Task list >>
1) Update the passage on airpower doctrine, starting with "The IDAD strategy, which" and going on through "two years later.", so that "population security" is replaced by "civilian protection".
2) Using the passage on airpower doctrine, decide whether each statement agrees with it. Answer yes or no for each, and quote the words that settle it. (a) The Air Force's 1984 basic doctrine manual gave extensive coverage to low intensity conflict. (b) The Army-Air Force pamphlet on low intensity conflict was published in December 1990. (c) Appendix E of that pamphlet contains several sentences about airpower.
___ Text block
There was also one severe disappointment during this period for airmen concerned with wars of the third kind. Colonel John M. Warden III's 1988 book The Air Campaign: Planning for Combat was hailed as the most significant theoretical work on airpower since the days of Billy Mitchell. Unfortunately, Warden addressed only conventional warfare and failed to even acknowledge the fundamental differences between conventional warfare and wars of the third kind.(67) Warden's subsequent writings have also ignored the subject. This is particularly unfortunate because Warden' s influence has become so pronounced within the Air Force. As one of the architects of the air campaign against Iraq in the Gulf War and subsequently as the commandant of the Air Command and Staff College, his stature as an authority on airpower theory has grown significantly and his influence over an entire generation of Air Force officers is enormous.

The Official Response

In 1984 the Air Force introduced a new basic doctrine manual. References to any form of low intensity conflict had all but disappeared save for two generalized paragraphs on special operations. But this "slow start" was quickly overwhelmed by much more positive actions that held the promise of developing a theory of airpower applicable to wars of the third kind.

In 1985, the Air War College's annual Airpower Symposium focused on wars of the third kind. Also in the mid-1980s, the Air Force established a Center for Low Intensity Conflict (which quickly became an Army-Air Force venture), and took part in a Joint Low-Intensity Conflict Project sponsored by the Army's Training and Doctrine Command. Each of these developments represented growing official interest in the subject although the latter two developments produced nothing useful in terms of airpower theory.(68)

A major step forward was the publication in December 1990 of an Army-Air Force pamphlet devoted to low intensity conflict.(69) The pamphlet introduced the Internal Defense and Development (IDAD) strategy as the basis for all actions (military and civilian) within the low intensity conflict arena, and brought together most of the concepts generally agreed upon in the professional literature over the previous 30 years. It was written, however, at a level of abstraction precluding specifics about the use of airpower. For example, in Appendix E, "A guide to Counterinsurgency Operations," there is only one sentence about airpower.(70)

The IDAD strategy, which blends interdependent civil-military functions, was the most comprehensive plan yet seen in official literature for preventing or defeating insurgencies. Its four functions - balanced development, mobilization of resources, population security, and neutralization of the insurgents - provided the framework for a comprehensive doctrinal statement about airpower in counterinsurgency operations which appeared two years later.

On 3 November 1992, the US Air Force published its operational level doctrine for Foreign Internal Defense (by now the accepted terminology for counter insurgency) within the IDAD strategy framework.(71) In chapter three of the manual appeared two paragraphs which represented the culmination of more than thirty years of field experience, unofficial professional literature as well as official publications, symposia, and the like.

The first of these two paragraphs discussed priority operations for airpower during the development and mobilization functions of the IDAD strategy.
______
___ Dataset extract
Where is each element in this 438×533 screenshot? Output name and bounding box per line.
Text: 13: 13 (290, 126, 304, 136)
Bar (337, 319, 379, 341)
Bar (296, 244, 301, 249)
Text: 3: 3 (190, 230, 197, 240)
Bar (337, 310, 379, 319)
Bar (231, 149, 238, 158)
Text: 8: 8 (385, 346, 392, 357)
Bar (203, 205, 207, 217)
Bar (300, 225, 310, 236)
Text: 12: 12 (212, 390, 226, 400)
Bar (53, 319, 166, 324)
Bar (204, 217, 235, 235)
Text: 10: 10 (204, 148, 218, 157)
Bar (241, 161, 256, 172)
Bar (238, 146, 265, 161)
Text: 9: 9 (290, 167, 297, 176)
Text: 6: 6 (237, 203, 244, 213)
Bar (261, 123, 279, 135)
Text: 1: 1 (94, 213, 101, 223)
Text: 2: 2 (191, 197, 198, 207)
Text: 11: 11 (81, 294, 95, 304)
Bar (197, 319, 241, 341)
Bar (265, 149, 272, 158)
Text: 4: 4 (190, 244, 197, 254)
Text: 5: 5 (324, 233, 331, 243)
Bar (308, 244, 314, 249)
______
Solutions to the tasks >>
1)
The IDAD strategy, which blends interdependent civil-military functions, was the most comprehensive plan yet seen in official literature for preventing or defeating insurgencies. Its four functions - balanced development, mobilization of resources, civilian protection, and neutralization of the insurgents - provided the framework for a comprehensive doctrinal statement about airpower in counterinsurgency operations which appeared two years later.

2)
(a) No: "References to any form of low intensity conflict had all but disappeared save for two generalized paragraphs on special operations."
(b) Yes: "the publication in December 1990 of an Army-Air Force pamphlet devoted to low intensity conflict"
(c) No: "there is only one sentence about airpower."